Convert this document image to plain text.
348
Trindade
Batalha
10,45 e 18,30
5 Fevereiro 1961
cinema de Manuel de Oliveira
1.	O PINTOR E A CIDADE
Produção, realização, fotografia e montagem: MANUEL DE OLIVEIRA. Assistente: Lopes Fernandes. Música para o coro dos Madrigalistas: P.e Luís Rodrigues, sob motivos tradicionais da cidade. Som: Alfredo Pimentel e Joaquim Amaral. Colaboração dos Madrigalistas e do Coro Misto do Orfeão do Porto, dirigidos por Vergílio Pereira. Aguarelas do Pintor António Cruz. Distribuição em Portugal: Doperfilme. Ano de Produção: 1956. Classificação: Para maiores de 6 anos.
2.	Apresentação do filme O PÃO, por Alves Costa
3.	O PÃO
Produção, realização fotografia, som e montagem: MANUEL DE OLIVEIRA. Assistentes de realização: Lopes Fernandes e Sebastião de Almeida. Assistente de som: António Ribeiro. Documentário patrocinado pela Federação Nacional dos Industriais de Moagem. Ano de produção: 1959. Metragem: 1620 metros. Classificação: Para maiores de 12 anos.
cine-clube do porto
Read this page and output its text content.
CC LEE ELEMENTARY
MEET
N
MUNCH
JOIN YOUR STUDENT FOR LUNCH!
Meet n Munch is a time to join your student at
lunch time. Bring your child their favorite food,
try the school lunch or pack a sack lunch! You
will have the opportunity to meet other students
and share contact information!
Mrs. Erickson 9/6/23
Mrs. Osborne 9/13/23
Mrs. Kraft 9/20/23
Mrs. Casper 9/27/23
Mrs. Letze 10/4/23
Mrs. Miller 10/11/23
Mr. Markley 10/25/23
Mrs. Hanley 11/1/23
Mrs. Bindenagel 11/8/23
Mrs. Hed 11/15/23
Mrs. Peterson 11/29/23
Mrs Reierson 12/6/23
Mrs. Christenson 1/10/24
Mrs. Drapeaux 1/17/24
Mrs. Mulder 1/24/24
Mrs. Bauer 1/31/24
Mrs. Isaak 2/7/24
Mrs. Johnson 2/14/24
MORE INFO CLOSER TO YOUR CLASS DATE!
********
GOAL:
Each line of the material above must be retyped precisely.

SOLUTION TO THIS TASK:
Convert this document image to plain text.
348
Trindade
Batalha
10,45 e 18,30
5 Fevereiro 1961
cinema de Manuel de Oliveira
1.	O PINTOR E A CIDADE
Produção, realização, fotografia e montagem: MANUEL DE OLIVEIRA. Assistente: Lopes Fernandes. Música para o coro dos Madrigalistas: P.e Luís Rodrigues, sob motivos tradicionais da cidade. Som: Alfredo Pimentel e Joaquim Amaral. Colaboração dos Madrigalistas e do Coro Misto do Orfeão do Porto, dirigidos por Vergílio Pereira. Aguarelas do Pintor António Cruz. Distribuição em Portugal: Doperfilme. Ano de Produção: 1956. Classificação: Para maiores de 6 anos.
2.	Apresentação do filme O PÃO, por Alves Costa
3.	O PÃO
Produção, realização fotografia, som e montagem: MANUEL DE OLIVEIRA. Assistentes de realização: Lopes Fernandes e Sebastião de Almeida. Assistente de som: António Ribeiro. Documentário patrocinado pela Federação Nacional dos Industriais de Moagem. Ano de produção: 1959. Metragem: 1620 metros. Classificação: Para maiores de 12 anos.
cine-clube do porto
Read this page and output its text content.
CC LEE ELEMENTARY
MEET
N
MUNCH
JOIN YOUR STUDENT FOR LUNCH!
Meet n Munch is a time to join your student at
lunch time. Bring your child their favorite food,
try the school lunch or pack a sack lunch! You
will have the opportunity to meet other students
and share contact information!
Mrs. Erickson 9/6/23
Mrs. Osborne 9/13/23
Mrs. Kraft 9/20/23
Mrs. Casper 9/27/23
Mrs. Letze 10/4/23
Mrs. Miller 10/11/23
Mr. Markley 10/25/23
Mrs. Hanley 11/1/23
Mrs. Bindenagel 11/8/23
Mrs. Hed 11/15/23
Mrs. Peterson 11/29/23
Mrs Reierson 12/6/23
Mrs. Christenson 1/10/24
Mrs. Drapeaux 1/17/24
Mrs. Mulder 1/24/24
Mrs. Bauer 1/31/24
Mrs. Isaak 2/7/24
Mrs. Johnson 2/14/24
MORE INFO CLOSER TO YOUR CLASS DATE!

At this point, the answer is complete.